= Data extract =

[BEGIN]

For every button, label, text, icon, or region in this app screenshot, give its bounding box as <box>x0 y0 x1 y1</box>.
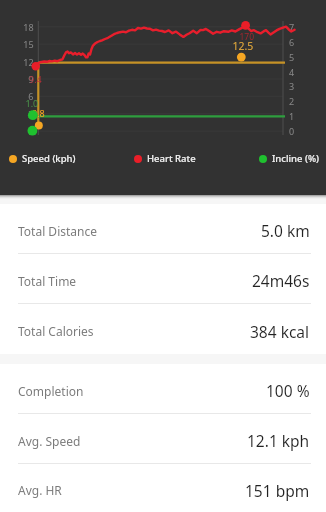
button[interactable]: Incline (%) <box>259 152 320 165</box>
staticText: 24m46s <box>252 270 310 291</box>
button[interactable]: Avg. HR <box>0 464 326 512</box>
staticText: Heart Rate <box>147 152 196 165</box>
staticText: Speed (kph) <box>22 152 76 165</box>
staticText: Avg. Speed <box>18 433 81 449</box>
button[interactable]: Total Distance <box>0 204 326 253</box>
button[interactable]: Speed (kph) <box>9 152 76 165</box>
staticText: 5.0 km <box>261 220 310 241</box>
staticText: Total Time <box>18 273 77 289</box>
staticText: Avg. HR <box>18 482 62 498</box>
staticText: Completion <box>18 383 84 399</box>
staticText: 151 bpm <box>245 480 310 501</box>
button[interactable]: Heart Rate <box>134 152 196 165</box>
button[interactable]: Total Calories <box>0 304 326 354</box>
staticText: 12.1 kph <box>247 430 310 451</box>
staticText: 100 % <box>266 380 310 401</box>
button[interactable]: Completion <box>0 364 326 413</box>
staticText: Total Distance <box>18 223 97 239</box>
staticText: Total Calories <box>18 323 94 339</box>
staticText: 384 kcal <box>250 321 310 342</box>
staticText: Incline (%) <box>272 152 320 165</box>
button[interactable]: Avg. Speed <box>0 414 326 463</box>
button[interactable]: Total Time <box>0 254 326 303</box>
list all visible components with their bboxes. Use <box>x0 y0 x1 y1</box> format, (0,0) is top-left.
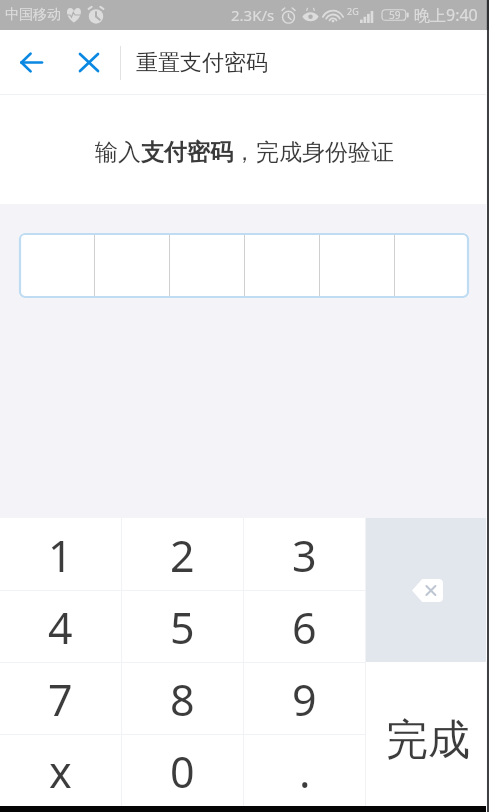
button[interactable]: x <box>0 735 121 806</box>
button[interactable] <box>395 233 469 298</box>
staticText: 59 <box>389 8 401 22</box>
button[interactable]: 5 <box>122 591 243 662</box>
button[interactable]: Back <box>0 30 62 95</box>
button[interactable]: 8 <box>122 663 243 734</box>
staticText: x <box>49 742 72 801</box>
button[interactable]: 9 <box>244 663 365 734</box>
button[interactable]: 4 <box>0 591 121 662</box>
button[interactable] <box>19 233 94 298</box>
button[interactable]: 0 <box>122 735 243 806</box>
button[interactable]: 3 <box>244 518 365 590</box>
button[interactable]: 6 <box>244 591 365 662</box>
staticText: 1 <box>48 526 73 585</box>
staticText: 输入支付密码，完成身份验证 <box>95 138 394 167</box>
staticText: 0 <box>170 742 195 801</box>
staticText: 完成 <box>386 714 470 767</box>
button[interactable]: Close <box>62 30 120 95</box>
staticText: 3 <box>292 526 317 585</box>
staticText: 重置支付密码 <box>136 49 268 77</box>
button[interactable] <box>320 233 394 298</box>
staticText: 晚上9:40 <box>414 4 478 26</box>
button[interactable] <box>95 233 169 298</box>
button[interactable]: Delete <box>366 518 489 662</box>
button[interactable]: 完成 <box>366 662 489 806</box>
staticText: 5 <box>170 598 195 657</box>
button[interactable]: 7 <box>0 663 121 734</box>
button[interactable]: . <box>244 735 365 806</box>
staticText: 2.3K/s <box>231 5 275 25</box>
staticText: . <box>299 742 311 801</box>
button[interactable]: 2 <box>122 518 243 590</box>
staticText: 8 <box>170 670 195 729</box>
staticText: 6 <box>292 598 317 657</box>
button[interactable]: 1 <box>0 518 121 590</box>
staticText: 2 <box>170 526 195 585</box>
staticText: 中国移动 <box>5 6 61 24</box>
staticText: 4 <box>48 598 73 657</box>
button[interactable] <box>170 233 244 298</box>
button[interactable] <box>245 233 319 298</box>
staticText: 2G <box>347 5 359 17</box>
staticText: 9 <box>292 670 317 729</box>
staticText: 7 <box>48 670 73 729</box>
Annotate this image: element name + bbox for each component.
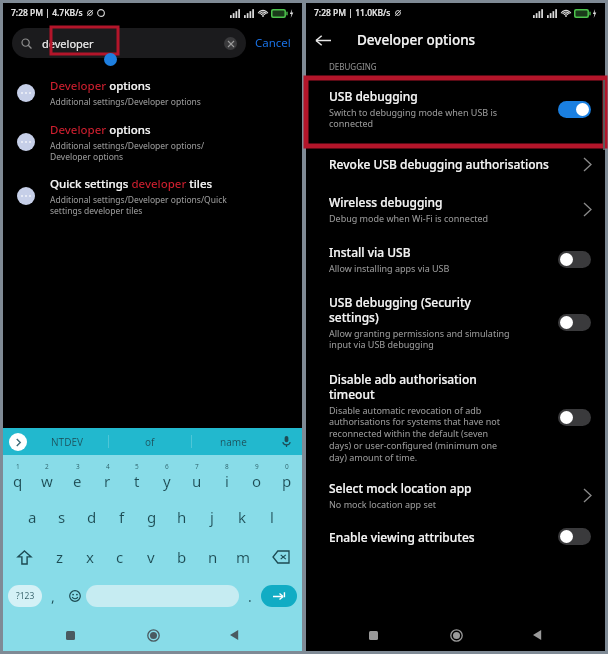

[END]

= Goal =
Rewrite all of the material above, replacing "Total Distance" with "Distance Covered" wherever it appears and changing nothing else. Leave out the pictures.

= Right answer =
For every button, label, text, icon, or region in this app screenshot, give its bounding box as <box>x0 y0 x1 y1</box>.
button[interactable]: Incline (%) <box>259 152 320 165</box>
staticText: 24m46s <box>252 270 310 291</box>
button[interactable]: Avg. HR <box>0 464 326 512</box>
staticText: Heart Rate <box>147 152 196 165</box>
staticText: Speed (kph) <box>22 152 76 165</box>
staticText: Avg. Speed <box>18 433 81 449</box>
button[interactable]: Distance Covered <box>0 204 326 253</box>
button[interactable]: Speed (kph) <box>9 152 76 165</box>
staticText: 5.0 km <box>261 220 310 241</box>
staticText: Total Time <box>18 273 77 289</box>
staticText: Avg. HR <box>18 482 62 498</box>
staticText: Completion <box>18 383 84 399</box>
staticText: 151 bpm <box>245 480 310 501</box>
button[interactable]: Heart Rate <box>134 152 196 165</box>
button[interactable]: Total Calories <box>0 304 326 354</box>
staticText: 12.1 kph <box>247 430 310 451</box>
staticText: 100 % <box>266 380 310 401</box>
button[interactable]: Completion <box>0 364 326 413</box>
staticText: Distance Covered <box>18 223 97 239</box>
staticText: Total Calories <box>18 323 94 339</box>
staticText: 384 kcal <box>250 321 310 342</box>
staticText: Incline (%) <box>272 152 320 165</box>
button[interactable]: Avg. Speed <box>0 414 326 463</box>
button[interactable]: Total Time <box>0 254 326 303</box>
list all visible components with their bboxes. Use <box>x0 y0 x1 y1</box> format, (0,0) is top-left.
button[interactable]: x <box>0 735 121 806</box>
button[interactable] <box>395 233 469 298</box>
staticText: 59 <box>389 8 401 22</box>
button[interactable]: 5 <box>122 591 243 662</box>
button[interactable]: Back <box>0 30 62 95</box>
button[interactable]: 8 <box>122 663 243 734</box>
staticText: x <box>49 742 72 801</box>
button[interactable]: 9 <box>244 663 365 734</box>
button[interactable]: 4 <box>0 591 121 662</box>
button[interactable] <box>19 233 94 298</box>
button[interactable]: 0 <box>122 735 243 806</box>
button[interactable]: 3 <box>244 518 365 590</box>
button[interactable]: 6 <box>244 591 365 662</box>
staticText: 1 <box>48 526 73 585</box>
staticText: 输入支付密码，完成身份验证 <box>95 138 394 167</box>
staticText: 0 <box>170 742 195 801</box>
staticText: 完成 <box>386 714 470 767</box>
button[interactable]: Close <box>62 30 120 95</box>
staticText: 3 <box>292 526 317 585</box>
staticText: 重置支付密码 <box>136 49 268 77</box>
button[interactable] <box>320 233 394 298</box>
staticText: 晚上9:40 <box>414 4 478 26</box>
button[interactable] <box>95 233 169 298</box>
button[interactable]: Delete <box>366 518 489 662</box>
button[interactable]: 完成 <box>366 662 489 806</box>
staticText: 5 <box>170 598 195 657</box>
button[interactable]: 7 <box>0 663 121 734</box>
button[interactable]: . <box>244 735 365 806</box>
staticText: 2.3K/s <box>231 5 275 25</box>
staticText: . <box>299 742 311 801</box>
button[interactable]: 2 <box>122 518 243 590</box>
staticText: 8 <box>170 670 195 729</box>
staticText: 6 <box>292 598 317 657</box>
button[interactable]: 1 <box>0 518 121 590</box>
staticText: 2 <box>170 526 195 585</box>
staticText: 中国移动 <box>5 6 61 24</box>
staticText: 4 <box>48 598 73 657</box>
button[interactable] <box>170 233 244 298</box>
button[interactable] <box>245 233 319 298</box>
staticText: 2G <box>347 5 359 17</box>
staticText: 9 <box>292 670 317 729</box>
staticText: 7 <box>48 670 73 729</box>
Annotate this image: element name + bbox for each component.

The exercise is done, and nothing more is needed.